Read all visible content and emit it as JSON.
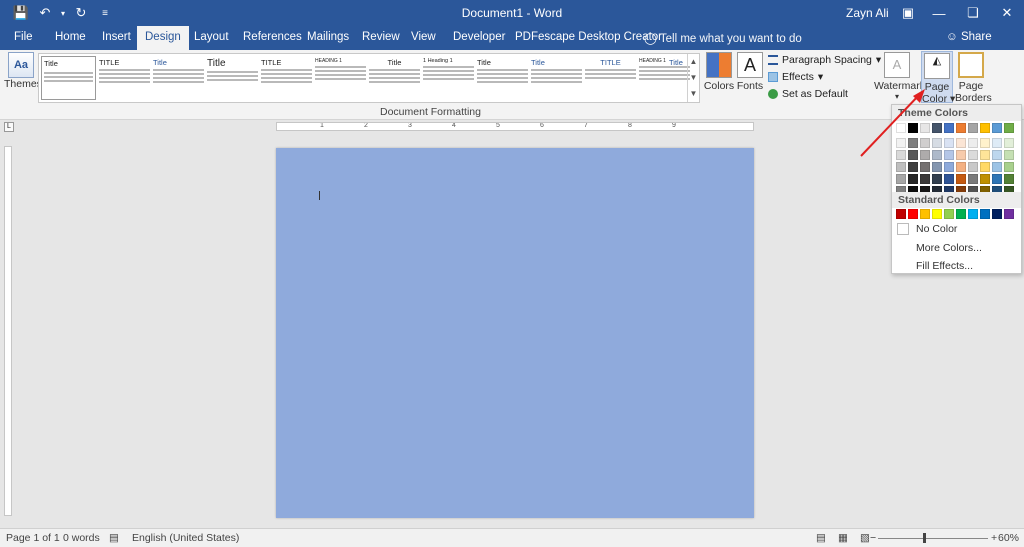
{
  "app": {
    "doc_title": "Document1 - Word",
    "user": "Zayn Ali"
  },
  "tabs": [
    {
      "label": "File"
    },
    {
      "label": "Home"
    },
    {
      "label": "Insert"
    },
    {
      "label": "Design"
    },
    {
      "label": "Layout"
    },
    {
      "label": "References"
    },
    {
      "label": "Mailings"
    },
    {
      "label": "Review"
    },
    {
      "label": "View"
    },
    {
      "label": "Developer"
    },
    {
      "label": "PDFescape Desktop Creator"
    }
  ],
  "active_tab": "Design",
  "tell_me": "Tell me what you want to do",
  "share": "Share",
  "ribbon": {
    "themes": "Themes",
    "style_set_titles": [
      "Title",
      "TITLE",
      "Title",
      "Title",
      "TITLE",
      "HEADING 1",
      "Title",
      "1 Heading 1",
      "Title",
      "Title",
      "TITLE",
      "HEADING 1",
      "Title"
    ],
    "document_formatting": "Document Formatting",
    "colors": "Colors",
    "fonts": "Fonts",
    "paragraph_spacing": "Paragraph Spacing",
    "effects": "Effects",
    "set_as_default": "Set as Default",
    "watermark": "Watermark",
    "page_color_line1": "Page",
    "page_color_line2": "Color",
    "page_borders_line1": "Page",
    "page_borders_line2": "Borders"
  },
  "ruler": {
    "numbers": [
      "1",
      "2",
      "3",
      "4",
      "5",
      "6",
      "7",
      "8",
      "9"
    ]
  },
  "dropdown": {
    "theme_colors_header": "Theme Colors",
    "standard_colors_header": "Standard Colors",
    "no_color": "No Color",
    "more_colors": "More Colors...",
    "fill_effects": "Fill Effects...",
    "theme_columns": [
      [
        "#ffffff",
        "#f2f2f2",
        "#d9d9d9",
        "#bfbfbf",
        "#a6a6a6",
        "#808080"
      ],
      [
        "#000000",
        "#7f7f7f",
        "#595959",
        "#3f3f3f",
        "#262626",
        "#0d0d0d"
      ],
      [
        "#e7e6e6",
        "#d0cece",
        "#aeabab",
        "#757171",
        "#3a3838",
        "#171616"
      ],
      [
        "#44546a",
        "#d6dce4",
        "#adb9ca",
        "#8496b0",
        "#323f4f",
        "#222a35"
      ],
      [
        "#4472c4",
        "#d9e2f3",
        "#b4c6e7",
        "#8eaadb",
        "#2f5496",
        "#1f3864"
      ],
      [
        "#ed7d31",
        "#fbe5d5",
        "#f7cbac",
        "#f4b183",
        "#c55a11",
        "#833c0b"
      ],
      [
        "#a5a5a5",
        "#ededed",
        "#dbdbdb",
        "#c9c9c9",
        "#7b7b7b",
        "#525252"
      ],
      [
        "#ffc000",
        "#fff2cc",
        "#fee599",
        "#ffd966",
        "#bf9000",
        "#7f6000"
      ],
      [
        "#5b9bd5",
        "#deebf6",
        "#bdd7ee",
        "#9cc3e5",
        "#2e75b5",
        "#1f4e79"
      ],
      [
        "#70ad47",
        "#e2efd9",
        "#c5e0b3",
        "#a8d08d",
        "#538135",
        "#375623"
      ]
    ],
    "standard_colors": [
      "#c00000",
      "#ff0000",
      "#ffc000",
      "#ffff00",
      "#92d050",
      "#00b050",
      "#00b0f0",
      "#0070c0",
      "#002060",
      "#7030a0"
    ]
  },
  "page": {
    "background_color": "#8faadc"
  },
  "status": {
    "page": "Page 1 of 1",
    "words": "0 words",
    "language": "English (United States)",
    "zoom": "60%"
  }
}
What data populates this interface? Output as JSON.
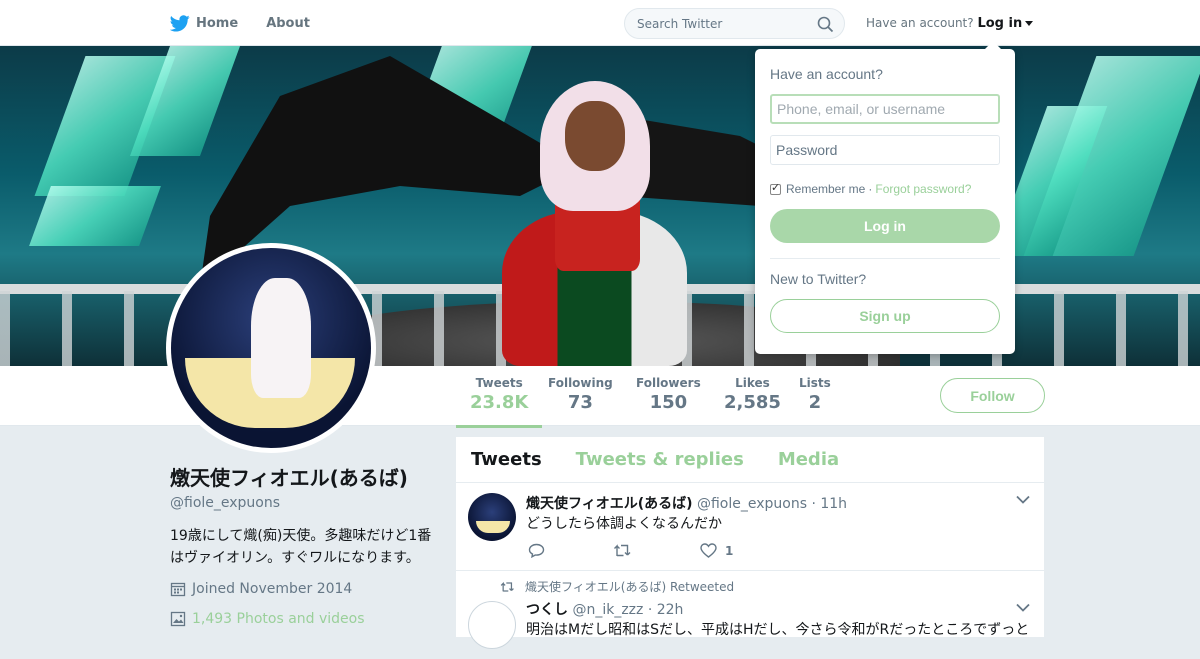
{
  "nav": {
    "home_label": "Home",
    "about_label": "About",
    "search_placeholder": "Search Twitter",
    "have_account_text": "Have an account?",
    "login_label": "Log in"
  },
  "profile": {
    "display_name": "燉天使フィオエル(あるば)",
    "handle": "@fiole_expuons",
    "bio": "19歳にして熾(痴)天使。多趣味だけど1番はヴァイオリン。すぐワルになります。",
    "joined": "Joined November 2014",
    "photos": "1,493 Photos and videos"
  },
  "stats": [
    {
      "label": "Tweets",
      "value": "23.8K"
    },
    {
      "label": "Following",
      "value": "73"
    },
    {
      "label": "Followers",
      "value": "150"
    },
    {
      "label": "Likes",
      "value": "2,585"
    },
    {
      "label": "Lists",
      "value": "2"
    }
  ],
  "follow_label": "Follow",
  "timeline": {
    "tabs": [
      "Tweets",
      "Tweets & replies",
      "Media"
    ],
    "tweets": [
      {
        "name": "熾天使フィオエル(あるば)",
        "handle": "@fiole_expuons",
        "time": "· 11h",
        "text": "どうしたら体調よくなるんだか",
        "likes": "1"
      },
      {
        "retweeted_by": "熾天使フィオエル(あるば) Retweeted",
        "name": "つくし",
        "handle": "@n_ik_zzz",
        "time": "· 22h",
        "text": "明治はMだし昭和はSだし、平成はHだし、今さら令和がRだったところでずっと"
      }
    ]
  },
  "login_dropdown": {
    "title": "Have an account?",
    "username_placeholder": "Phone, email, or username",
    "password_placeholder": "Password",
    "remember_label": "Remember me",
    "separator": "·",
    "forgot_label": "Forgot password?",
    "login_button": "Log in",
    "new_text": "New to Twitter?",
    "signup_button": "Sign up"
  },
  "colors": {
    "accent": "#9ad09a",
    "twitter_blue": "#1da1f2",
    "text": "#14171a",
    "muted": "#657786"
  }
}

Written request
Look over the material above and show each line where "Effects" appears.

The solution
    "effects": "Effects",
    "fill_effects": "Fill Effects...",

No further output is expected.